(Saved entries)
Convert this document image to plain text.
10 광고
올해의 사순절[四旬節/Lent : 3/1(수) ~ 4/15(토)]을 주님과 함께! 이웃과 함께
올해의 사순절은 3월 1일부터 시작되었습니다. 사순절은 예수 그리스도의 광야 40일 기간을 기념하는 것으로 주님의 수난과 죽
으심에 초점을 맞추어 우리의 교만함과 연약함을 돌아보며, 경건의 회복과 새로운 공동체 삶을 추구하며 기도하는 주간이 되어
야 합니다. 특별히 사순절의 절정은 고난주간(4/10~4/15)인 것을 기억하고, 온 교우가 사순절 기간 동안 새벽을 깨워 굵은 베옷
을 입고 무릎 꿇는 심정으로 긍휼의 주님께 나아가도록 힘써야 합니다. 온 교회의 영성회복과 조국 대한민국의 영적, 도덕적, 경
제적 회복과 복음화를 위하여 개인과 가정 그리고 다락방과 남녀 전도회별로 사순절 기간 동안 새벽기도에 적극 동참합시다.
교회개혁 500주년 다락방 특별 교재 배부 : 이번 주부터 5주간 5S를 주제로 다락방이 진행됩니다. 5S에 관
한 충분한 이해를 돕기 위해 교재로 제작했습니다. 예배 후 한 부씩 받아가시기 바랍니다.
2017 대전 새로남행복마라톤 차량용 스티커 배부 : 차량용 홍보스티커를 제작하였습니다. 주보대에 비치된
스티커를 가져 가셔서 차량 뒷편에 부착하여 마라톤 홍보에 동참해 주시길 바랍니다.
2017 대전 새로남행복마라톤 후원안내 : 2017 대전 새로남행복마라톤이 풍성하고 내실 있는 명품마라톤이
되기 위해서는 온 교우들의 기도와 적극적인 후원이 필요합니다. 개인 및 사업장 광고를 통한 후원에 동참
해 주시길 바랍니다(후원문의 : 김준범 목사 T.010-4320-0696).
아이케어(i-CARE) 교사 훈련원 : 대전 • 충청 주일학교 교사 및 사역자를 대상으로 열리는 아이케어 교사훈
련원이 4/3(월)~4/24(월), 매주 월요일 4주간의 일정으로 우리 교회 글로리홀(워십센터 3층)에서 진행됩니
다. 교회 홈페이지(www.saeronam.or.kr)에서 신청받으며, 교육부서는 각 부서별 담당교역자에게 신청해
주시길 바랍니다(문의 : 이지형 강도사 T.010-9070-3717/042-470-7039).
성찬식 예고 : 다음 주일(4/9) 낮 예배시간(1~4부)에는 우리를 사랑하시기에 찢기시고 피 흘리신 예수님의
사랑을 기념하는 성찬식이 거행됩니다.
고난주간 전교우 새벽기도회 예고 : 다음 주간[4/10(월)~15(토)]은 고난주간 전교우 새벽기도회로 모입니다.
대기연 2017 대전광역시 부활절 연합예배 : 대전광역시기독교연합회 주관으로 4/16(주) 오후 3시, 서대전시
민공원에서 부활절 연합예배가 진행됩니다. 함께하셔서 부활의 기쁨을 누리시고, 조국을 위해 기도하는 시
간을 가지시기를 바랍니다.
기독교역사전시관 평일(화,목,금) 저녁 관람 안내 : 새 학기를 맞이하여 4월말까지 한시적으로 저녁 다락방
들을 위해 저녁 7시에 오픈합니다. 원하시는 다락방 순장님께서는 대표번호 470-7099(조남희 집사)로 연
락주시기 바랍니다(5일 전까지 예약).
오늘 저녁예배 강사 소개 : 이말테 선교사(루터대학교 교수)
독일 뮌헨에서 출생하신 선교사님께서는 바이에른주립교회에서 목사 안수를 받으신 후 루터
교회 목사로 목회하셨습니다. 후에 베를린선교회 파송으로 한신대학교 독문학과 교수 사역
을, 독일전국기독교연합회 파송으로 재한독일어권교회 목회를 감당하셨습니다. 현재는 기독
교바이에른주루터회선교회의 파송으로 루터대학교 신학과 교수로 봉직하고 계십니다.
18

* [Brief]: Find and copy each line above that includes the string "기도하는".

* [Output for this task]:
으심에 초점을 맞추어 우리의 교만함과 연약함을 돌아보며, 경건의 회복과 새로운 공동체 삶을 추구하며 기도하는 주간이 되어
민공원에서 부활절 연합예배가 진행됩니다. 함께하셔서 부활의 기쁨을 누리시고, 조국을 위해 기도하는 시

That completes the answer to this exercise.